▸ Objective: Pictures aside, repeat every entry exactly.

▸ Materials provided:

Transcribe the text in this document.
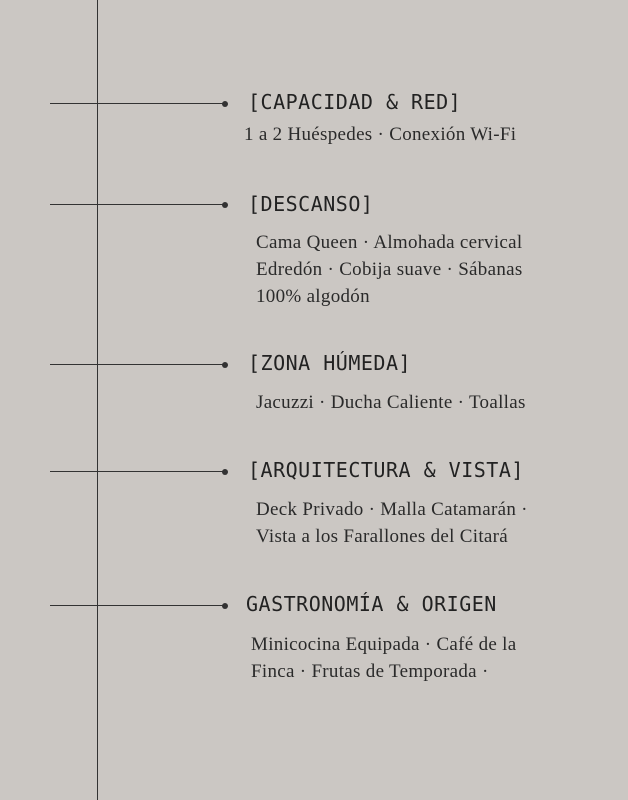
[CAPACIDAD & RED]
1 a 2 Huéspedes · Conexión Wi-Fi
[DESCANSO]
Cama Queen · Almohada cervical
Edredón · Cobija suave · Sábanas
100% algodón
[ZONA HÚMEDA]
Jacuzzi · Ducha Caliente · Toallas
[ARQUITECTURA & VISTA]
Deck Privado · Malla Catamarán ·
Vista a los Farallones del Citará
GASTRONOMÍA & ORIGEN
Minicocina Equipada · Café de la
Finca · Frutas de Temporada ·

▸ Result:
Transcribe the text in this document.
[CAPACIDAD & RED]
1 a 2 Huéspedes · Conexión Wi-Fi
[DESCANSO]
Cama Queen · Almohada cervical
Edredón · Cobija suave · Sábanas
100% algodón
[ZONA HÚMEDA]
Jacuzzi · Ducha Caliente · Toallas
[ARQUITECTURA & VISTA]
Deck Privado · Malla Catamarán ·
Vista a los Farallones del Citará
GASTRONOMÍA & ORIGEN
Minicocina Equipada · Café de la
Finca · Frutas de Temporada ·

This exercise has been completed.